- [Brief]
All of the data must be printed exactly; please include every line.

- [Record set]
----

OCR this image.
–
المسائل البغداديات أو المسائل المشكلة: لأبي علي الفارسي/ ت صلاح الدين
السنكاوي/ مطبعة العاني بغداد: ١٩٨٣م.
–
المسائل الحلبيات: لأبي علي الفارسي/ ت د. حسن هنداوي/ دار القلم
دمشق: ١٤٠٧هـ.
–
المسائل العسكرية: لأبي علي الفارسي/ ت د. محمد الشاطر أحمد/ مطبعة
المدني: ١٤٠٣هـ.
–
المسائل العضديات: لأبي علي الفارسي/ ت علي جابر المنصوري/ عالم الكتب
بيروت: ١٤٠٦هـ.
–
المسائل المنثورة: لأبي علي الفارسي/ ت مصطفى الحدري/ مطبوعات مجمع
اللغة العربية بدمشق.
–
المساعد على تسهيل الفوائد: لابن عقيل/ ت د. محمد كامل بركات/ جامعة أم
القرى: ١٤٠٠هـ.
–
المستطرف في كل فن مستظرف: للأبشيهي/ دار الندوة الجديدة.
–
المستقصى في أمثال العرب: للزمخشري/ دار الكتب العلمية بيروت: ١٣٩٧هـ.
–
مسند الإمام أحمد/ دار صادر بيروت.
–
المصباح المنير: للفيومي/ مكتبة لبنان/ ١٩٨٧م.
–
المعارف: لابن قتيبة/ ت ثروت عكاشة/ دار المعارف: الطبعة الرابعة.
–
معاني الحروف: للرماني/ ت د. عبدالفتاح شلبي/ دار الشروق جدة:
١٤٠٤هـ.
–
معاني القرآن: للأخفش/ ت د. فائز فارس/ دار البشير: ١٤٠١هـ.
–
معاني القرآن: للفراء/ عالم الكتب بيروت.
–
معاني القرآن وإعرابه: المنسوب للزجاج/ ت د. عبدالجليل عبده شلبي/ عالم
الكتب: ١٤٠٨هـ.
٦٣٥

----

- [Reply]
OCR this image.
–
المسائل البغداديات أو المسائل المشكلة: لأبي علي الفارسي/ ت صلاح الدين
السنكاوي/ مطبعة العاني بغداد: ١٩٨٣م.
–
المسائل الحلبيات: لأبي علي الفارسي/ ت د. حسن هنداوي/ دار القلم
دمشق: ١٤٠٧هـ.
–
المسائل العسكرية: لأبي علي الفارسي/ ت د. محمد الشاطر أحمد/ مطبعة
المدني: ١٤٠٣هـ.
–
المسائل العضديات: لأبي علي الفارسي/ ت علي جابر المنصوري/ عالم الكتب
بيروت: ١٤٠٦هـ.
–
المسائل المنثورة: لأبي علي الفارسي/ ت مصطفى الحدري/ مطبوعات مجمع
اللغة العربية بدمشق.
–
المساعد على تسهيل الفوائد: لابن عقيل/ ت د. محمد كامل بركات/ جامعة أم
القرى: ١٤٠٠هـ.
–
المستطرف في كل فن مستظرف: للأبشيهي/ دار الندوة الجديدة.
–
المستقصى في أمثال العرب: للزمخشري/ دار الكتب العلمية بيروت: ١٣٩٧هـ.
–
مسند الإمام أحمد/ دار صادر بيروت.
–
المصباح المنير: للفيومي/ مكتبة لبنان/ ١٩٨٧م.
–
المعارف: لابن قتيبة/ ت ثروت عكاشة/ دار المعارف: الطبعة الرابعة.
–
معاني الحروف: للرماني/ ت د. عبدالفتاح شلبي/ دار الشروق جدة:
١٤٠٤هـ.
–
معاني القرآن: للأخفش/ ت د. فائز فارس/ دار البشير: ١٤٠١هـ.
–
معاني القرآن: للفراء/ عالم الكتب بيروت.
–
معاني القرآن وإعرابه: المنسوب للزجاج/ ت د. عبدالجليل عبده شلبي/ عالم
الكتب: ١٤٠٨هـ.
٦٣٥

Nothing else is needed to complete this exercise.